--- Task goal ---
Below are the entries; return every line among them that holds the word "pumps".
***** Stored data *****
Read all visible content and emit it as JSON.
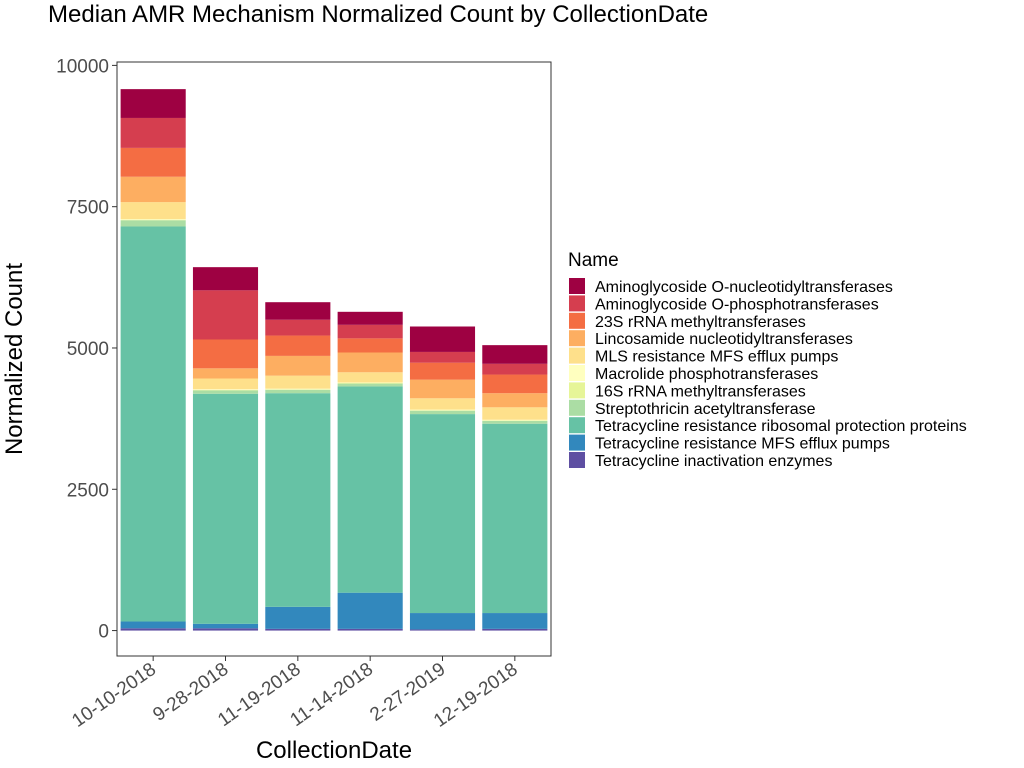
{
  "chart_data": {
    "type": "bar",
    "stacked": true,
    "title": "Median AMR Mechanism Normalized Count by CollectionDate",
    "xlabel": "CollectionDate",
    "ylabel": "Normalized Count",
    "ylim": [
      -450,
      10060
    ],
    "yticks": [
      0,
      2500,
      5000,
      7500,
      10000
    ],
    "grid": false,
    "legend_position": "right",
    "legend_title": "Name",
    "categories": [
      "10-10-2018",
      "9-28-2018",
      "11-19-2018",
      "11-14-2018",
      "2-27-2019",
      "12-19-2018"
    ],
    "series": [
      {
        "name": "Tetracycline inactivation enzymes",
        "color": "#5E4FA2",
        "values": [
          40,
          40,
          30,
          30,
          20,
          30
        ]
      },
      {
        "name": "Tetracycline resistance MFS efflux pumps",
        "color": "#3288BD",
        "values": [
          120,
          80,
          390,
          640,
          290,
          280
        ]
      },
      {
        "name": "Tetracycline resistance ribosomal protection proteins",
        "color": "#66C2A5",
        "values": [
          6990,
          4070,
          3780,
          3650,
          3520,
          3350
        ]
      },
      {
        "name": "Streptothricin acetyltransferase",
        "color": "#ABDDA4",
        "values": [
          110,
          60,
          60,
          50,
          60,
          50
        ]
      },
      {
        "name": "16S rRNA methyltransferases",
        "color": "#E6F598",
        "values": [
          10,
          10,
          10,
          10,
          10,
          10
        ]
      },
      {
        "name": "Macrolide phosphotransferases",
        "color": "#FFFFBF",
        "values": [
          10,
          10,
          10,
          10,
          10,
          10
        ]
      },
      {
        "name": "MLS resistance MFS efflux pumps",
        "color": "#FEE08B",
        "values": [
          300,
          190,
          230,
          180,
          200,
          220
        ]
      },
      {
        "name": "Lincosamide nucleotidyltransferases",
        "color": "#FDAE61",
        "values": [
          450,
          180,
          350,
          350,
          330,
          250
        ]
      },
      {
        "name": "23S rRNA methyltransferases",
        "color": "#F46D43",
        "values": [
          510,
          510,
          360,
          250,
          300,
          330
        ]
      },
      {
        "name": "Aminoglycoside O-phosphotransferases",
        "color": "#D53E4F",
        "values": [
          530,
          870,
          280,
          240,
          190,
          190
        ]
      },
      {
        "name": "Aminoglycoside O-nucleotidyltransferases",
        "color": "#9E0142",
        "values": [
          510,
          410,
          310,
          230,
          450,
          330
        ]
      }
    ]
  }
}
*****
--- The answer ---
        "name": "Tetracycline resistance MFS efflux pumps",
        "name": "MLS resistance MFS efflux pumps",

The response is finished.